WHAT YOU WILL DO - Extract from the listing each line in which the word "screenshot" appears.

[Figure data in JSON]

-- -- --

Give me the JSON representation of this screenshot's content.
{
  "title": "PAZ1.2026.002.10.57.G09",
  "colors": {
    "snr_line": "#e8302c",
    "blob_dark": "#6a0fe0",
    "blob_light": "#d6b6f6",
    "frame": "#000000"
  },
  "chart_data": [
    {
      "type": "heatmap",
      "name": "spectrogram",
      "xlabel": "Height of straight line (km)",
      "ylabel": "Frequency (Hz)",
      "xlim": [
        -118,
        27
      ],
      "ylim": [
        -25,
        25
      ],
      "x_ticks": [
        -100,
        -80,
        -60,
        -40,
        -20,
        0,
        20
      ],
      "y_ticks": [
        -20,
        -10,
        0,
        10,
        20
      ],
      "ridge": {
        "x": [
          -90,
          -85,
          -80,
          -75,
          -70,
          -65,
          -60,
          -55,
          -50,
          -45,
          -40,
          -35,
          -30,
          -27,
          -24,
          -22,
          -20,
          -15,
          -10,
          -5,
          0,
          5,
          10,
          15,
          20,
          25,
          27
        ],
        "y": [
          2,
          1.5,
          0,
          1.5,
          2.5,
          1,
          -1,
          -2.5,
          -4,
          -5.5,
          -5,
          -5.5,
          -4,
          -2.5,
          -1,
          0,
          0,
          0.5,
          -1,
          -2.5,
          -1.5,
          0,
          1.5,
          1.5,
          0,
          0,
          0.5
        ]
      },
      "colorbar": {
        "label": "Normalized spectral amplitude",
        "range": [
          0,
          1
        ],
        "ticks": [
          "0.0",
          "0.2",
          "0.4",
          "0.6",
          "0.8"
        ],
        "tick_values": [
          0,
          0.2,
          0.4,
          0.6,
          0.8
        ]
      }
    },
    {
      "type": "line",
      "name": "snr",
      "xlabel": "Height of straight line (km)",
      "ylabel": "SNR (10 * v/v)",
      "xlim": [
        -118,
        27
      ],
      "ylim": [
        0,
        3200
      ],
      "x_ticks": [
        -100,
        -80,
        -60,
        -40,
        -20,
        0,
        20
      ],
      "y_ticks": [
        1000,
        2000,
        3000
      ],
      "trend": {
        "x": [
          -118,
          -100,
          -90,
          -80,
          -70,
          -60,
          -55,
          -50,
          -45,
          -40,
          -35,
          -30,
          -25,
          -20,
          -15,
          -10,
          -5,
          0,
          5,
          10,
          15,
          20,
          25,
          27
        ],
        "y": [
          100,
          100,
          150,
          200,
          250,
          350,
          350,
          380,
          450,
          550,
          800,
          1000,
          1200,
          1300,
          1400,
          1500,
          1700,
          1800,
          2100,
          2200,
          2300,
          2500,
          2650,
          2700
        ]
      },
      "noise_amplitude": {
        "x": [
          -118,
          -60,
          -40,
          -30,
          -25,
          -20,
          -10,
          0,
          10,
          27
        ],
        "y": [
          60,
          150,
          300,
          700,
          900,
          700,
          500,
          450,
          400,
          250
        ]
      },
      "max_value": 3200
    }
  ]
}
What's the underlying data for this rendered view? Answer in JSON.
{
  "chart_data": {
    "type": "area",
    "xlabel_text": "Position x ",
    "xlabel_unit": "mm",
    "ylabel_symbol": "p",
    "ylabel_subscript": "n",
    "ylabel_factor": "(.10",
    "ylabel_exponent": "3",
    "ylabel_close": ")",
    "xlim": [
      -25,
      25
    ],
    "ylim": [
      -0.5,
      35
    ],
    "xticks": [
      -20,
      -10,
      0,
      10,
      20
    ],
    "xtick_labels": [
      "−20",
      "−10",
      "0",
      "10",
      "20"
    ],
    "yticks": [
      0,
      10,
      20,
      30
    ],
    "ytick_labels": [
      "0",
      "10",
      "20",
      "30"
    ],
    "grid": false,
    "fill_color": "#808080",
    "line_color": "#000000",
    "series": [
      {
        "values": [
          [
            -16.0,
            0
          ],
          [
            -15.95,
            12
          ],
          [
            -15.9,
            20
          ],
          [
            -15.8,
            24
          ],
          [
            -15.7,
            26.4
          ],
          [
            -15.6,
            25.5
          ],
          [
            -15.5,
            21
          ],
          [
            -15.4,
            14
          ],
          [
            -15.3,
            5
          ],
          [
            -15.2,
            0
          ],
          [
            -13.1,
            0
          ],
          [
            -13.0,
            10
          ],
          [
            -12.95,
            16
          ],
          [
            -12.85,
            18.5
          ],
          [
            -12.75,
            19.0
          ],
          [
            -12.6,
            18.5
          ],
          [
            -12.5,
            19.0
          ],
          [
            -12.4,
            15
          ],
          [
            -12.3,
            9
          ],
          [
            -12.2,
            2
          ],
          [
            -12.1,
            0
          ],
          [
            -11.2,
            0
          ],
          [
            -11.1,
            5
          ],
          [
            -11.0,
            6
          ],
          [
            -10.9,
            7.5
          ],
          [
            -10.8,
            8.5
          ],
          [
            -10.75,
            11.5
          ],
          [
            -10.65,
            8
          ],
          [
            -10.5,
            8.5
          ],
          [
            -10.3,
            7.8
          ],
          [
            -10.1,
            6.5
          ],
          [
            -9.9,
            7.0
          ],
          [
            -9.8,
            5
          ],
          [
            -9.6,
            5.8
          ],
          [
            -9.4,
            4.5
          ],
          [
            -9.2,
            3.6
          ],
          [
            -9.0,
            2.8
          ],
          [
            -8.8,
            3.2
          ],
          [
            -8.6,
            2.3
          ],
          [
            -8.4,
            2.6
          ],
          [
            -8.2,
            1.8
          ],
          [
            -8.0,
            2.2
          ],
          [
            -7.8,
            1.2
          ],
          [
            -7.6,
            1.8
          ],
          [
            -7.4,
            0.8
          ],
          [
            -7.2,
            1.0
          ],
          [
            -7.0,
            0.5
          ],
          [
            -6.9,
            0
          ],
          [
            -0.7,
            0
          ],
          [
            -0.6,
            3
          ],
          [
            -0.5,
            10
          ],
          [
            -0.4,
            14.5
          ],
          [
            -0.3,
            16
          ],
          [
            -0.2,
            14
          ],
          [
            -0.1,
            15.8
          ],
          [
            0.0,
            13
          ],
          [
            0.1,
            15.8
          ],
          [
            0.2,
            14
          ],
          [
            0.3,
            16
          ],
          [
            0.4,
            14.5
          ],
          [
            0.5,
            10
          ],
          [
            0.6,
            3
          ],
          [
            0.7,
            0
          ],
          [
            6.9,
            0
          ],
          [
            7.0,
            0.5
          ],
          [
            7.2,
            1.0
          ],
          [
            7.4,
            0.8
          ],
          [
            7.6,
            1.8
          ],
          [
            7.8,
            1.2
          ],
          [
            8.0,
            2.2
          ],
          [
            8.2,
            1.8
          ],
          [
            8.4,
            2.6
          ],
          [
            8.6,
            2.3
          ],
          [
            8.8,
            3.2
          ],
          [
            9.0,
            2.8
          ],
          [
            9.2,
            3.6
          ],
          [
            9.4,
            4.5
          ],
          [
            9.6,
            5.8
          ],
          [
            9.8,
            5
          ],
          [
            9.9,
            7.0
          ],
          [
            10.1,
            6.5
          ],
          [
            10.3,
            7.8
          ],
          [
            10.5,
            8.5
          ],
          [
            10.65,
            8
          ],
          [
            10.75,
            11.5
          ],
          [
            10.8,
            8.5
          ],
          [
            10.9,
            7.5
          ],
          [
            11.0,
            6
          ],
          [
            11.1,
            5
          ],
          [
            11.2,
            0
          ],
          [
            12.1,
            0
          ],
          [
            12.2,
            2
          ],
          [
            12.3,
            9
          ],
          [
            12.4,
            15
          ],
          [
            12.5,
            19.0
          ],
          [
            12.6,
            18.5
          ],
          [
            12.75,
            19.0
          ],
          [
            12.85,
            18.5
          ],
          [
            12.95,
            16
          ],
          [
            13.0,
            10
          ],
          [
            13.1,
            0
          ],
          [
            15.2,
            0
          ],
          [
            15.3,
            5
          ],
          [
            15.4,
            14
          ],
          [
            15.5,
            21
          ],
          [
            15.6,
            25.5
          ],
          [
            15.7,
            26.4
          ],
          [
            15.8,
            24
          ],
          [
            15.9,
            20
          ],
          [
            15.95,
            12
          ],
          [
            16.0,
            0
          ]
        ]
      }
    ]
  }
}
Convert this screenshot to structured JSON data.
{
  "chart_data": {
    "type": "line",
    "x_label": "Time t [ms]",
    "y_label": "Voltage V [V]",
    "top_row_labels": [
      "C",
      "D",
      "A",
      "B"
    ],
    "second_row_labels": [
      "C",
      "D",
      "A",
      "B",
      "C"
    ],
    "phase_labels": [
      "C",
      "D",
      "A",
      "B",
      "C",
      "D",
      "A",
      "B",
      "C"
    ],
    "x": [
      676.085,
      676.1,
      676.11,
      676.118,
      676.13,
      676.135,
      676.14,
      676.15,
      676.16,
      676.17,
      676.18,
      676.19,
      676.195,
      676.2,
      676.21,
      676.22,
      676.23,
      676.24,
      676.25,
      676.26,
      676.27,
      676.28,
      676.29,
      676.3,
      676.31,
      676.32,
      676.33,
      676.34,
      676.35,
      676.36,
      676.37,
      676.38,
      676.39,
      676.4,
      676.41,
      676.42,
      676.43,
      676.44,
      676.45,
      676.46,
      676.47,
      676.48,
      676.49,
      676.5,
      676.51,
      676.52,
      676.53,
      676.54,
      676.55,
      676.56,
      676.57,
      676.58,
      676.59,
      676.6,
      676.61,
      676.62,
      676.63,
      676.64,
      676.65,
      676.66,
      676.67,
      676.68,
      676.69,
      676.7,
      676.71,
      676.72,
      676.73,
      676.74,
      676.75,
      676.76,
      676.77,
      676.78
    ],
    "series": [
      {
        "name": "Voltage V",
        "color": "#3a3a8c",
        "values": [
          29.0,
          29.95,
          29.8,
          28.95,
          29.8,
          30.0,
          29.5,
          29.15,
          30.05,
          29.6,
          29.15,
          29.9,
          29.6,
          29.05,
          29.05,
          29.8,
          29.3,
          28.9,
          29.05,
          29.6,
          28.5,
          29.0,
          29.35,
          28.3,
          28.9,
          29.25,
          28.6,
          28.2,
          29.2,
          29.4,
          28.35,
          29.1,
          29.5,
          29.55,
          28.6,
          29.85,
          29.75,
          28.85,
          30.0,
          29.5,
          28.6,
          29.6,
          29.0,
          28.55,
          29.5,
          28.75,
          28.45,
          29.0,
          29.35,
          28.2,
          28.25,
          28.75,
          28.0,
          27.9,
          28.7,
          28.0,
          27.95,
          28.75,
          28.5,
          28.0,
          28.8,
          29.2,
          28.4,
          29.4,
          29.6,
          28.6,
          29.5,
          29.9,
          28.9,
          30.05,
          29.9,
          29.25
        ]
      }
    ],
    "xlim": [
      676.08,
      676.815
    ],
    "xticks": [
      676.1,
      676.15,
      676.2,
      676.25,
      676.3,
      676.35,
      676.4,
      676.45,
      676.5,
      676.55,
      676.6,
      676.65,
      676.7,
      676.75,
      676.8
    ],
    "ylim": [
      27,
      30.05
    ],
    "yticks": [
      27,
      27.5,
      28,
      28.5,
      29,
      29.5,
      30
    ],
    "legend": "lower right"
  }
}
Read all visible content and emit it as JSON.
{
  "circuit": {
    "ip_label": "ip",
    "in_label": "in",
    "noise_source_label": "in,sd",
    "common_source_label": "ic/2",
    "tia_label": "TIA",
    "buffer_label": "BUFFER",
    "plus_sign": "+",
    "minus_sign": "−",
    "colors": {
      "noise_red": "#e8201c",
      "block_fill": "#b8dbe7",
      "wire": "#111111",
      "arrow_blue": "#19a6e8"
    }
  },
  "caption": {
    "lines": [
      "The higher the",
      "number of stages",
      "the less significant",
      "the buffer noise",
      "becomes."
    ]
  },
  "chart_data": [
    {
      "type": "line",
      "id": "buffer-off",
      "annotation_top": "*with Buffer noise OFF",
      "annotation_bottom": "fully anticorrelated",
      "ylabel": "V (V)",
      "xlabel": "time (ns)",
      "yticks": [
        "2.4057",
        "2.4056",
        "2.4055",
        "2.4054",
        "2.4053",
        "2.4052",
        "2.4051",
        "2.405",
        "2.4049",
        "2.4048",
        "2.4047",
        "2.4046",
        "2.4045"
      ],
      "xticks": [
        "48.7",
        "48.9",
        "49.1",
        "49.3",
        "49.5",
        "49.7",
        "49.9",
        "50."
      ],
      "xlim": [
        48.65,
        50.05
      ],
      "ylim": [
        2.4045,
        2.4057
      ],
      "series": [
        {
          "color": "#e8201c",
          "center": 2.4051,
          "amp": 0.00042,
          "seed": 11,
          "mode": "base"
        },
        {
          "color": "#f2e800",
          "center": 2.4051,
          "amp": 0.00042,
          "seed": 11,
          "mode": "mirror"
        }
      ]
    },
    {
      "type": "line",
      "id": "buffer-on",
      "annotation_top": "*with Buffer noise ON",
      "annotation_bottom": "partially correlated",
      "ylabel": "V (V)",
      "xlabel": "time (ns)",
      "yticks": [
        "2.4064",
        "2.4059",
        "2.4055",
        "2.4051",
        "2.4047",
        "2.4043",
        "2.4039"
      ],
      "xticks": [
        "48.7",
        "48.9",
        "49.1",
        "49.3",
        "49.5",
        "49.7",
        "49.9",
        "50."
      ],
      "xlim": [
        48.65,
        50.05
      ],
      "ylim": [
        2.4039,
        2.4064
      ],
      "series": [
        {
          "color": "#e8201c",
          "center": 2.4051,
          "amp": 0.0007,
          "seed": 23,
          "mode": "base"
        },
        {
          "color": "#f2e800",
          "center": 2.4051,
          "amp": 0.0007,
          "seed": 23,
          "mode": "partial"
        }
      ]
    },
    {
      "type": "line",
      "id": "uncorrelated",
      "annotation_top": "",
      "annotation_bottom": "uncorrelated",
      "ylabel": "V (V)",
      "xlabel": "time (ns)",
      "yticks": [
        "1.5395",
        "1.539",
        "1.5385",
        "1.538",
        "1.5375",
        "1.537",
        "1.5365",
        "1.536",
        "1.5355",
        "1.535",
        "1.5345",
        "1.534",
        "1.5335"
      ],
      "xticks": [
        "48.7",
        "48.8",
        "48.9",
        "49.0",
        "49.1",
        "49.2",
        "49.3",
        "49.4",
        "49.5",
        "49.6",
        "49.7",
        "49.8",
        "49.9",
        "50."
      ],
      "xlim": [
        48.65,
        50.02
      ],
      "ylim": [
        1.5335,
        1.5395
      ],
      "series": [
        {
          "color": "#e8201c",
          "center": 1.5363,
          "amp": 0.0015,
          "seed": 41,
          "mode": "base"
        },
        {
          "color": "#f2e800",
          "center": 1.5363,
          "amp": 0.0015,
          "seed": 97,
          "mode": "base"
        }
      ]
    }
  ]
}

-- -- --

COMPLETED EXERCISE -
Give me the JSON representation of this screenshot's content.
Convert this screenshot to structured JSON data.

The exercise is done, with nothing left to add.